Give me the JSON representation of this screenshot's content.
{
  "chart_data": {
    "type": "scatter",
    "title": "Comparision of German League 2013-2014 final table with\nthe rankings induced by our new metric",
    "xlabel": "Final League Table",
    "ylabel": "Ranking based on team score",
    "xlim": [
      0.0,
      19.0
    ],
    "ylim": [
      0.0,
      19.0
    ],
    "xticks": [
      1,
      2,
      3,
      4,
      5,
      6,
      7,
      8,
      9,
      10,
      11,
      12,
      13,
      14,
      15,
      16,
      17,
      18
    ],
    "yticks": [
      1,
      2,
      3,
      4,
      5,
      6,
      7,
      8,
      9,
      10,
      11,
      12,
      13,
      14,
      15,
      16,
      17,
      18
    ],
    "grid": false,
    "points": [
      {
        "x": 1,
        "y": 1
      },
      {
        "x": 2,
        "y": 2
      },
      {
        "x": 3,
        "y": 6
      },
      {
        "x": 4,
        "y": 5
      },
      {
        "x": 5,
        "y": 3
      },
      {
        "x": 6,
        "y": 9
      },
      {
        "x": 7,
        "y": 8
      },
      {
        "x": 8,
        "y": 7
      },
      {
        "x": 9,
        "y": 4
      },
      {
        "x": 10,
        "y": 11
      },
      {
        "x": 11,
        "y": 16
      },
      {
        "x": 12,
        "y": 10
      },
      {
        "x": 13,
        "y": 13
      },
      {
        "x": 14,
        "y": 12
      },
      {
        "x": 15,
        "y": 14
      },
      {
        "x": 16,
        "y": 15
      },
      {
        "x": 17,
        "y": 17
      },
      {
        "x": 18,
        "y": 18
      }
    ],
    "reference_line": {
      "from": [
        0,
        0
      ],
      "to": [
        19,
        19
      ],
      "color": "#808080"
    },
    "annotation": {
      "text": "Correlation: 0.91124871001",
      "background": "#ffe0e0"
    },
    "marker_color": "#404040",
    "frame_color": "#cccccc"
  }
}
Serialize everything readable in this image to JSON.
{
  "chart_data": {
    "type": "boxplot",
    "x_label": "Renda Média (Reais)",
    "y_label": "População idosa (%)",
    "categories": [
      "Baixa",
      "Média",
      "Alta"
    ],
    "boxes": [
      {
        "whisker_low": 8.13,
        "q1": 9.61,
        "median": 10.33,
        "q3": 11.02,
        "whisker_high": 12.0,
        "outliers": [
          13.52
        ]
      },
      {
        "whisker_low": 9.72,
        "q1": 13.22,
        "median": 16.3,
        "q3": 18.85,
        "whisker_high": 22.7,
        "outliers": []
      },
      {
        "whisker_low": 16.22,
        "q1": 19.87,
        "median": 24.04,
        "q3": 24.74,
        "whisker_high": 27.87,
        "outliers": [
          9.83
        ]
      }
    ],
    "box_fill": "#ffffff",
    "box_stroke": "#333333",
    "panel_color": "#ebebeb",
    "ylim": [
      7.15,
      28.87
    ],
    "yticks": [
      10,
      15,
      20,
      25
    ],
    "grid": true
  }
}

###

▶ [DESCRIPTION OF THE TASK] Send back all of the entries exactly, with nothing missing.

▶ [FINISHED EXERCISE]
Give me the JSON representation of this screenshot's content.
{
  "chart_data": {
    "type": "scatter",
    "title": "Comparision of German League 2013-2014 final table with\nthe rankings induced by our new metric",
    "xlabel": "Final League Table",
    "ylabel": "Ranking based on team score",
    "xlim": [
      0.0,
      19.0
    ],
    "ylim": [
      0.0,
      19.0
    ],
    "xticks": [
      1,
      2,
      3,
      4,
      5,
      6,
      7,
      8,
      9,
      10,
      11,
      12,
      13,
      14,
      15,
      16,
      17,
      18
    ],
    "yticks": [
      1,
      2,
      3,
      4,
      5,
      6,
      7,
      8,
      9,
      10,
      11,
      12,
      13,
      14,
      15,
      16,
      17,
      18
    ],
    "grid": false,
    "points": [
      {
        "x": 1,
        "y": 1
      },
      {
        "x": 2,
        "y": 2
      },
      {
        "x": 3,
        "y": 6
      },
      {
        "x": 4,
        "y": 5
      },
      {
        "x": 5,
        "y": 3
      },
      {
        "x": 6,
        "y": 9
      },
      {
        "x": 7,
        "y": 8
      },
      {
        "x": 8,
        "y": 7
      },
      {
        "x": 9,
        "y": 4
      },
      {
        "x": 10,
        "y": 11
      },
      {
        "x": 11,
        "y": 16
      },
      {
        "x": 12,
        "y": 10
      },
      {
        "x": 13,
        "y": 13
      },
      {
        "x": 14,
        "y": 12
      },
      {
        "x": 15,
        "y": 14
      },
      {
        "x": 16,
        "y": 15
      },
      {
        "x": 17,
        "y": 17
      },
      {
        "x": 18,
        "y": 18
      }
    ],
    "reference_line": {
      "from": [
        0,
        0
      ],
      "to": [
        19,
        19
      ],
      "color": "#808080"
    },
    "annotation": {
      "text": "Correlation: 0.91124871001",
      "background": "#ffe0e0"
    },
    "marker_color": "#404040",
    "frame_color": "#cccccc"
  }
}
Serialize everything readable in this image to JSON.
{
  "chart_data": {
    "type": "boxplot",
    "x_label": "Renda Média (Reais)",
    "y_label": "População idosa (%)",
    "categories": [
      "Baixa",
      "Média",
      "Alta"
    ],
    "boxes": [
      {
        "whisker_low": 8.13,
        "q1": 9.61,
        "median": 10.33,
        "q3": 11.02,
        "whisker_high": 12.0,
        "outliers": [
          13.52
        ]
      },
      {
        "whisker_low": 9.72,
        "q1": 13.22,
        "median": 16.3,
        "q3": 18.85,
        "whisker_high": 22.7,
        "outliers": []
      },
      {
        "whisker_low": 16.22,
        "q1": 19.87,
        "median": 24.04,
        "q3": 24.74,
        "whisker_high": 27.87,
        "outliers": [
          9.83
        ]
      }
    ],
    "box_fill": "#ffffff",
    "box_stroke": "#333333",
    "panel_color": "#ebebeb",
    "ylim": [
      7.15,
      28.87
    ],
    "yticks": [
      10,
      15,
      20,
      25
    ],
    "grid": true
  }
}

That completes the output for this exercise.